**WHAT TO WORK ON**. Keep every line where the word "true" appears; drop the rest.

*** EXTRACTED RECORDS

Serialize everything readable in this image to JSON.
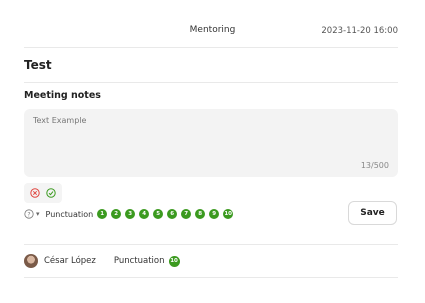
{
  "header": {
    "title": "Mentoring",
    "datetime": "2023-11-20 16:00"
  },
  "entry": {
    "title": "Test"
  },
  "notes": {
    "label": "Meeting notes",
    "text": "Text Example",
    "char_count": "13/500"
  },
  "actions": {
    "cancel_icon": "x-circle-icon",
    "confirm_icon": "check-circle-icon"
  },
  "rating": {
    "help_icon": "question-circle-icon",
    "label": "Punctuation",
    "options": [
      "1",
      "2",
      "3",
      "4",
      "5",
      "6",
      "7",
      "8",
      "9",
      "10"
    ],
    "color": "#3b9a1f"
  },
  "save_label": "Save",
  "author": {
    "name": "César López",
    "score_label": "Punctuation",
    "score": "10"
  }
}
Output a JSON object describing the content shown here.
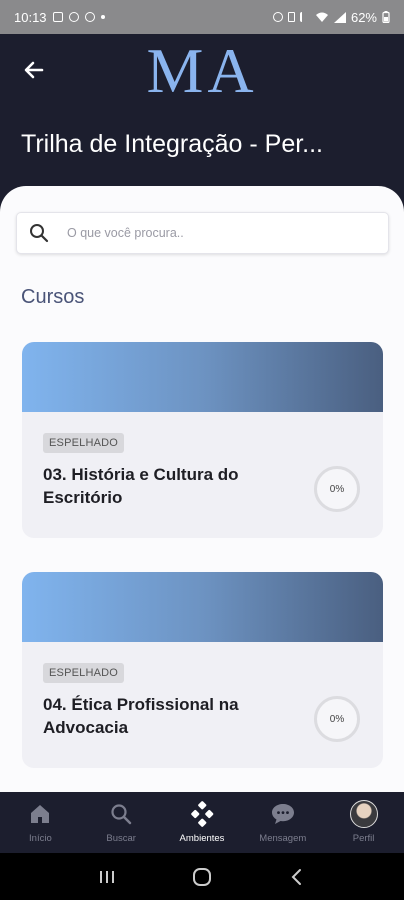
{
  "status_bar": {
    "time": "10:13",
    "battery": "62%"
  },
  "header": {
    "logo": "MA",
    "title": "Trilha de Integração - Per..."
  },
  "search": {
    "placeholder": "O que você procura.."
  },
  "section": {
    "title": "Cursos"
  },
  "courses": [
    {
      "badge": "ESPELHADO",
      "title": "03. História e Cultura do Escritório",
      "progress": "0%"
    },
    {
      "badge": "ESPELHADO",
      "title": "04. Ética Profissional na Advocacia",
      "progress": "0%"
    }
  ],
  "nav": [
    {
      "label": "Início",
      "icon": "home-icon"
    },
    {
      "label": "Buscar",
      "icon": "search-icon"
    },
    {
      "label": "Ambientes",
      "icon": "diamond-grid-icon",
      "active": true
    },
    {
      "label": "Mensagem",
      "icon": "chat-icon"
    },
    {
      "label": "Perfil",
      "icon": "avatar"
    }
  ],
  "colors": {
    "header_bg": "#1c1e2e",
    "logo": "#8ab4ee",
    "section_title": "#4a5478",
    "card_gradient_start": "#80b4ee",
    "card_gradient_end": "#4a5f80"
  }
}
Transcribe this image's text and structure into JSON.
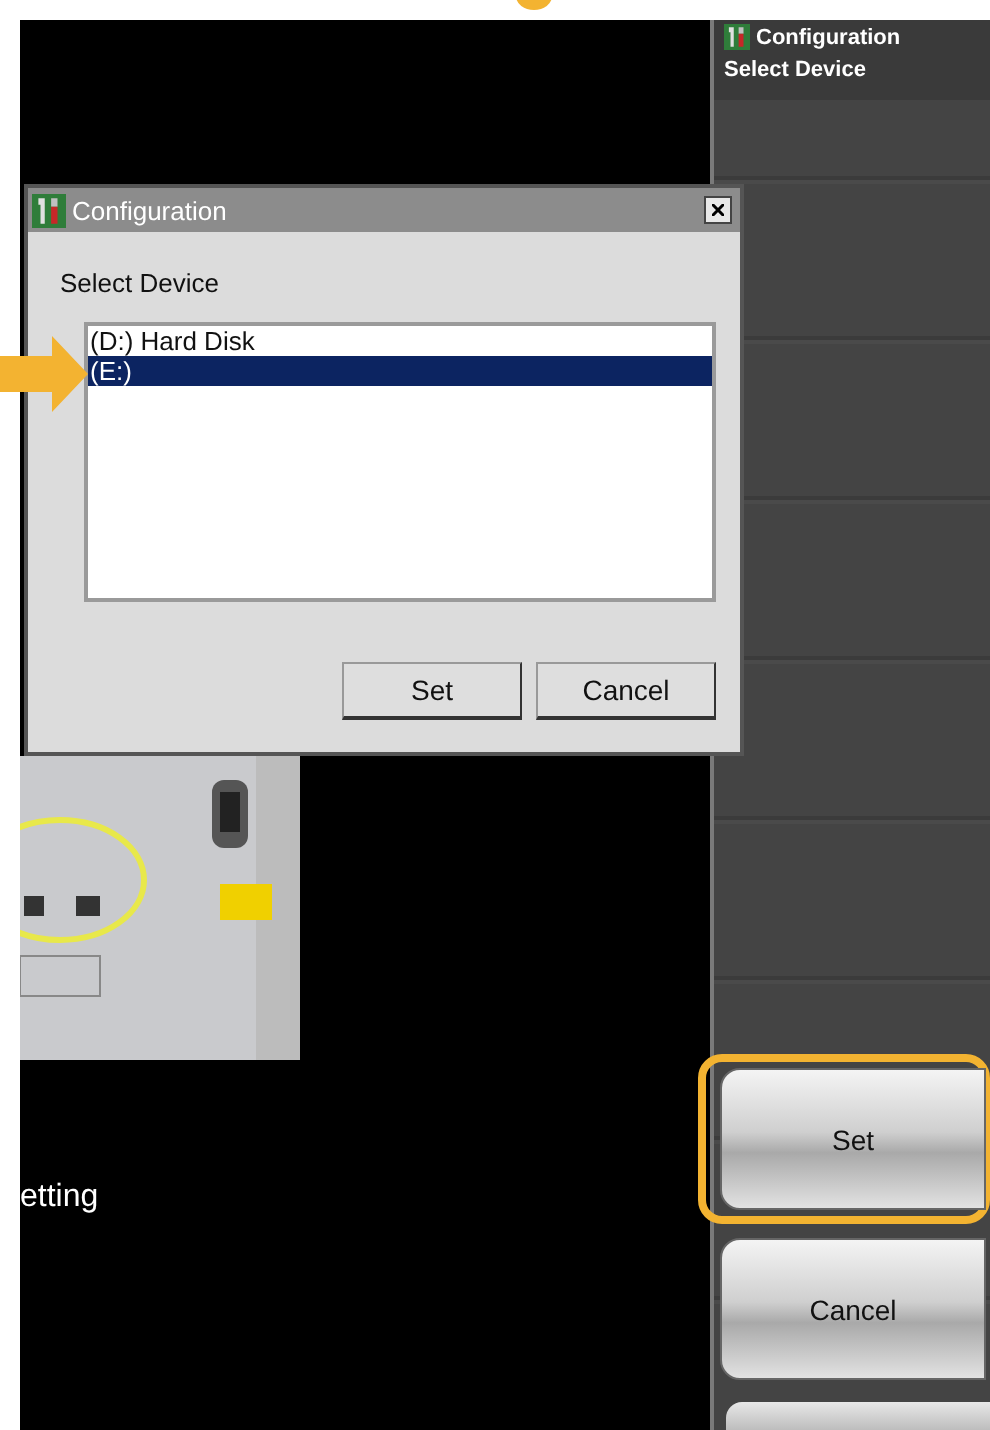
{
  "dialog": {
    "title": "Configuration",
    "prompt": "Select Device",
    "devices": [
      {
        "label": "(D:) Hard Disk",
        "selected": false
      },
      {
        "label": "(E:)",
        "selected": true
      }
    ],
    "buttons": [
      {
        "label": "Set"
      },
      {
        "label": "Cancel"
      }
    ]
  },
  "background": {
    "caption": "etting"
  },
  "side_panel": {
    "title": "Configuration",
    "subtitle": "Select Device",
    "buttons": [
      {
        "label": "Set",
        "highlighted": true
      },
      {
        "label": "Cancel",
        "highlighted": false
      }
    ]
  }
}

******

**COMPLETED EXERCISE**.
      "active": true
        "selected": true
        "highlighted": true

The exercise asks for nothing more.